(Task details) Among the entries that follow, tally the lines with the string "name". Give no more than the number.

(Records from a collection of figures)
_____

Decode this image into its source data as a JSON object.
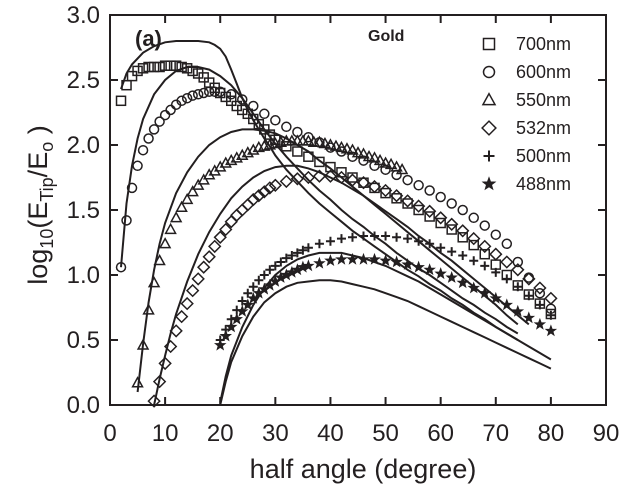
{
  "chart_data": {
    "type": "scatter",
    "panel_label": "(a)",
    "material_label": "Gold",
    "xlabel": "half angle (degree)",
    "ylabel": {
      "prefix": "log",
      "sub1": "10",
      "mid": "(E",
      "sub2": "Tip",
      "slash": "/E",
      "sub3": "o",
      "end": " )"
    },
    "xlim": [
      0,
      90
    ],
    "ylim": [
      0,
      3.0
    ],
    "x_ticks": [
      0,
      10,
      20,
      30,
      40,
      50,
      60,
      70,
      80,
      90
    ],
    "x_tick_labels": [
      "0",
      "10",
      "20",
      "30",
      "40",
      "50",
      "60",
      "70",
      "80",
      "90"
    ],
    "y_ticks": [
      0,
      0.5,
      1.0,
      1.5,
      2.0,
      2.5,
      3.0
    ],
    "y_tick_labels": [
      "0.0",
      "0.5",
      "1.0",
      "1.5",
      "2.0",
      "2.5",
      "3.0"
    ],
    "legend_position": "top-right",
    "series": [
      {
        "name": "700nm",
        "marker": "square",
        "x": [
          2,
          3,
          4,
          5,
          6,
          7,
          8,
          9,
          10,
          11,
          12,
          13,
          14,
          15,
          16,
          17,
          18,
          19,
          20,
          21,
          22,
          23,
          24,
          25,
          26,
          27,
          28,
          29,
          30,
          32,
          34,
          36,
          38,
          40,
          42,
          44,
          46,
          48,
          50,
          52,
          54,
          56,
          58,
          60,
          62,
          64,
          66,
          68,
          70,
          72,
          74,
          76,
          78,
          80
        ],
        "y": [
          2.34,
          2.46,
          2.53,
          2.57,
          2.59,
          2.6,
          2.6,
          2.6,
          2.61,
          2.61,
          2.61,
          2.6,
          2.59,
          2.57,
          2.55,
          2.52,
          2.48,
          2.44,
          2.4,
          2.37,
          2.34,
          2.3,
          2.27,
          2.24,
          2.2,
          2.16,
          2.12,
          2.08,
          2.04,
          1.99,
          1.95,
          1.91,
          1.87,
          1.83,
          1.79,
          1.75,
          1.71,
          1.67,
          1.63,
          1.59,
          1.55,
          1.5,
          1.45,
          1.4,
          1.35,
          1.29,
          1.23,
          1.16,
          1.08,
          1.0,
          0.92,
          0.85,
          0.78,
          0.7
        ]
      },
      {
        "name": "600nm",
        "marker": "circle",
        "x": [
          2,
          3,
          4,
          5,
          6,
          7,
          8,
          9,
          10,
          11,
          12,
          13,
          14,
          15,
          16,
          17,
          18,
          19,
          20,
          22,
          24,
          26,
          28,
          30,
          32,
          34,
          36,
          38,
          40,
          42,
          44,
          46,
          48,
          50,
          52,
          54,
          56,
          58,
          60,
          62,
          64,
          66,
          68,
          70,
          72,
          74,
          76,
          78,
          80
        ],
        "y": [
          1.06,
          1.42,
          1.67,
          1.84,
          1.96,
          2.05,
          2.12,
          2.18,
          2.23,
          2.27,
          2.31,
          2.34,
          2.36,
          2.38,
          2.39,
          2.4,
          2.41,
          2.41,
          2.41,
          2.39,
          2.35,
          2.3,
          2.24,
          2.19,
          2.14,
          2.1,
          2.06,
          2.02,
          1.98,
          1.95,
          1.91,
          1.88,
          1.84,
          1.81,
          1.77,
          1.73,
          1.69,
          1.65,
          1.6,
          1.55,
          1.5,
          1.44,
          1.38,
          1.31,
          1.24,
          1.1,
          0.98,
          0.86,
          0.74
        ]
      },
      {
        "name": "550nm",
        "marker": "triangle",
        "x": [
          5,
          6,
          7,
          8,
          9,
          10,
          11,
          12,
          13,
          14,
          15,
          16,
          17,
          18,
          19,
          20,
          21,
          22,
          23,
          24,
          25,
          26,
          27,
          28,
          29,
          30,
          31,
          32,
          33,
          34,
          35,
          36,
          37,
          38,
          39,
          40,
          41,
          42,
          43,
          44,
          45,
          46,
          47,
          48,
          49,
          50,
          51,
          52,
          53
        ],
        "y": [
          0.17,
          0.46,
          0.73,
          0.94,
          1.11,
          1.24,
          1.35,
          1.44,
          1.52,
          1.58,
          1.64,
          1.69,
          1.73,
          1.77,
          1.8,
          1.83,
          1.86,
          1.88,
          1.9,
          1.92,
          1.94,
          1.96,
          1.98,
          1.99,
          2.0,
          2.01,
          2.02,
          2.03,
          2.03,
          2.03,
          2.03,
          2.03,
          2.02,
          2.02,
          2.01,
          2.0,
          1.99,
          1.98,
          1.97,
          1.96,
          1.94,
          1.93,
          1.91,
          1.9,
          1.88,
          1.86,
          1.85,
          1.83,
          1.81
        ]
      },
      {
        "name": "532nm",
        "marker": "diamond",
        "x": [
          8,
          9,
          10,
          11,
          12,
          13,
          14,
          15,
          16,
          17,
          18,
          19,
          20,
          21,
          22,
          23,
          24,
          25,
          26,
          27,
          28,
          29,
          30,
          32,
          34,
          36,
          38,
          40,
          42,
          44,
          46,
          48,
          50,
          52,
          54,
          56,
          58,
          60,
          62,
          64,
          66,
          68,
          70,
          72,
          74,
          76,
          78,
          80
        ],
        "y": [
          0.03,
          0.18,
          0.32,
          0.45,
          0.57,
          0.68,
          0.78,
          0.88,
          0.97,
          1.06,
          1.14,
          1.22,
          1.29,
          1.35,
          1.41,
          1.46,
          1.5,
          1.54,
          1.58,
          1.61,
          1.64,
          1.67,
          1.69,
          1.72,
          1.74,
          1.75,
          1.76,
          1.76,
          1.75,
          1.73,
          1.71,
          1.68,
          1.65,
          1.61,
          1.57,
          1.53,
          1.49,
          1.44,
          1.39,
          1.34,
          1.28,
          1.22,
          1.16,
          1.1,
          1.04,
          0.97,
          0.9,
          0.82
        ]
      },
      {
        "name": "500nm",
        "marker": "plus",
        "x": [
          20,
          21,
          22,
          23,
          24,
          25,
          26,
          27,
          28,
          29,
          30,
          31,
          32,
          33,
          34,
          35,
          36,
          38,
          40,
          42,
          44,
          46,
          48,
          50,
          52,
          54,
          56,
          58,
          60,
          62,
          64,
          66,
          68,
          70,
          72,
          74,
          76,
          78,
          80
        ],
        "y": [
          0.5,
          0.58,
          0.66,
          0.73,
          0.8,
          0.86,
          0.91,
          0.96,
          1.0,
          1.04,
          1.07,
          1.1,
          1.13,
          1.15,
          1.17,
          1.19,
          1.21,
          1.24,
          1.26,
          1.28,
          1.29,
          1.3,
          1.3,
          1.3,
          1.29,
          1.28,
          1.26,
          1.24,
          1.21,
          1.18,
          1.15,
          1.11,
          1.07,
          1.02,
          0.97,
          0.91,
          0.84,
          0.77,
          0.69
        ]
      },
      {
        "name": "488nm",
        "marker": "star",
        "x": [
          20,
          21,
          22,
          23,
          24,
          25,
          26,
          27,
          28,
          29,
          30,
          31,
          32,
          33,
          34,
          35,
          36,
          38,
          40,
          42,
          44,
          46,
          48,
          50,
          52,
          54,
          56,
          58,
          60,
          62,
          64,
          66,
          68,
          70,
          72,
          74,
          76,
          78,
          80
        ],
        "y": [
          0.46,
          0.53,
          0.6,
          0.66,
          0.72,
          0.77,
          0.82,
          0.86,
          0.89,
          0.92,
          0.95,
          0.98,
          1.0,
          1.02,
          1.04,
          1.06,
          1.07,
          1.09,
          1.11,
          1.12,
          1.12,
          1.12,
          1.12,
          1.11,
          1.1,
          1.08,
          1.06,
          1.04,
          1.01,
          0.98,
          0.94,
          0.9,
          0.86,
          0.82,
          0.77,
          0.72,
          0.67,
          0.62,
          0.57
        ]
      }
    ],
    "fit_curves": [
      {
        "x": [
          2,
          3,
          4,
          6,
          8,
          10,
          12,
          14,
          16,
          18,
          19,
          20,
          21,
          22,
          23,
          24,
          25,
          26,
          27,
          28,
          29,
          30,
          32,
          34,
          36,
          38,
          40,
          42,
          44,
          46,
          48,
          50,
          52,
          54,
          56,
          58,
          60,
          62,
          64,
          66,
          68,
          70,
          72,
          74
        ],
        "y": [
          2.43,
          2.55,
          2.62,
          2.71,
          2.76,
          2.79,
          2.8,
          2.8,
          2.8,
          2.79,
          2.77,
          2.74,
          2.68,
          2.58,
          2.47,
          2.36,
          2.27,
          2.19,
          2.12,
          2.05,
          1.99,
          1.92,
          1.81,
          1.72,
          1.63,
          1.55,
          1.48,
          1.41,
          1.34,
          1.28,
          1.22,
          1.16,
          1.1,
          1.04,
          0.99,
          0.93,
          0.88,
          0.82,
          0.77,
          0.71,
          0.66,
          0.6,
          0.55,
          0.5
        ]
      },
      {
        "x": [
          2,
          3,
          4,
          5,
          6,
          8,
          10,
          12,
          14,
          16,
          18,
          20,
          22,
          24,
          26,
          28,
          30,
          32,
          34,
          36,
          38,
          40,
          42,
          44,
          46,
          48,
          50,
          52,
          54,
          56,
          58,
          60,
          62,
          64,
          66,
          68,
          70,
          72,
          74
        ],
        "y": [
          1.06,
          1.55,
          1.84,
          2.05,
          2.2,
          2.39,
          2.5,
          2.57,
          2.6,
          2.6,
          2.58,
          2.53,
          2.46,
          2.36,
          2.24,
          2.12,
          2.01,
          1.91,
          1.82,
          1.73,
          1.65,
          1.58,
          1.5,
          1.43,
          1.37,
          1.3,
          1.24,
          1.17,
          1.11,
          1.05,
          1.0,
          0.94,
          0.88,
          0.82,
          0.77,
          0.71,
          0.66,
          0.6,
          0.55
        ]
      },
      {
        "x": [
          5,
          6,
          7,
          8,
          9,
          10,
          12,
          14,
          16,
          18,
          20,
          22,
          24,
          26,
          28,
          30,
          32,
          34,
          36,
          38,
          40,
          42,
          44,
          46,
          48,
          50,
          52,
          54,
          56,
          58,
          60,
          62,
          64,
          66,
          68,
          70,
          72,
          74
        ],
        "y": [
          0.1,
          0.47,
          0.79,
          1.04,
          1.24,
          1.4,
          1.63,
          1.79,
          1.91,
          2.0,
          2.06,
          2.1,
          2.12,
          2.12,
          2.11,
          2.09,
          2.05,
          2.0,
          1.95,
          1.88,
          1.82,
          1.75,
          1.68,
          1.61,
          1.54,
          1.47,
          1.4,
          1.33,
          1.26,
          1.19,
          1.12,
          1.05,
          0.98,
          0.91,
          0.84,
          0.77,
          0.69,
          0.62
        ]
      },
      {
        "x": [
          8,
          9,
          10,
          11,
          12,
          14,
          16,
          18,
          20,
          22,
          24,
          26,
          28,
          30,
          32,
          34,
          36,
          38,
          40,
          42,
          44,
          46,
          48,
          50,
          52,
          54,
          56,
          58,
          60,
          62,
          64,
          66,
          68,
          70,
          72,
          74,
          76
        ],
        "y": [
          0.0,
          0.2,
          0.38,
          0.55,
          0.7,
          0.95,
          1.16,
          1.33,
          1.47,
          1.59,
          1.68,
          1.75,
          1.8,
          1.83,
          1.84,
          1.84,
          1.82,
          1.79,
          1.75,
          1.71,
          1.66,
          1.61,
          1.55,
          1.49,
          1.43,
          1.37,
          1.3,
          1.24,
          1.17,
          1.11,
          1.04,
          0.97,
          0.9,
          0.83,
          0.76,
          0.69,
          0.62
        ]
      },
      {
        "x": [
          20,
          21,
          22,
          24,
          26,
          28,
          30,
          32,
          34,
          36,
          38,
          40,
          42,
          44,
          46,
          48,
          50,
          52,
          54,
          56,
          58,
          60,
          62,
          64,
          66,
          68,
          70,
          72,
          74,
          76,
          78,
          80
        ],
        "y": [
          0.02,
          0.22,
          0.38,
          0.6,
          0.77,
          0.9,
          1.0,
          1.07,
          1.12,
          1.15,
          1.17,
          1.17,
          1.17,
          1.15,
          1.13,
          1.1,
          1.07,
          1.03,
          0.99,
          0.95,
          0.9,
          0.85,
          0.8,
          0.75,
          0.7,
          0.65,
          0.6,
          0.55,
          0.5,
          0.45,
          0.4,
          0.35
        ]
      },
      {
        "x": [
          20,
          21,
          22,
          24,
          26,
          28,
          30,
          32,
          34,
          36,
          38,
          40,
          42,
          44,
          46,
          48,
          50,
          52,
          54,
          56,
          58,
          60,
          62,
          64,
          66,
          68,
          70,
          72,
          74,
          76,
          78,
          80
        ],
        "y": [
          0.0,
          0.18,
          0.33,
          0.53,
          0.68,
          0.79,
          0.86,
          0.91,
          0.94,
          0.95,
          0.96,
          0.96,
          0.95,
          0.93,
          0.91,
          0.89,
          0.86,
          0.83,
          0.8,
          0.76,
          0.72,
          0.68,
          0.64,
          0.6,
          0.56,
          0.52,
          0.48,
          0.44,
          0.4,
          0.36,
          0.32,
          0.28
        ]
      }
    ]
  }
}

_____

(Solution) 6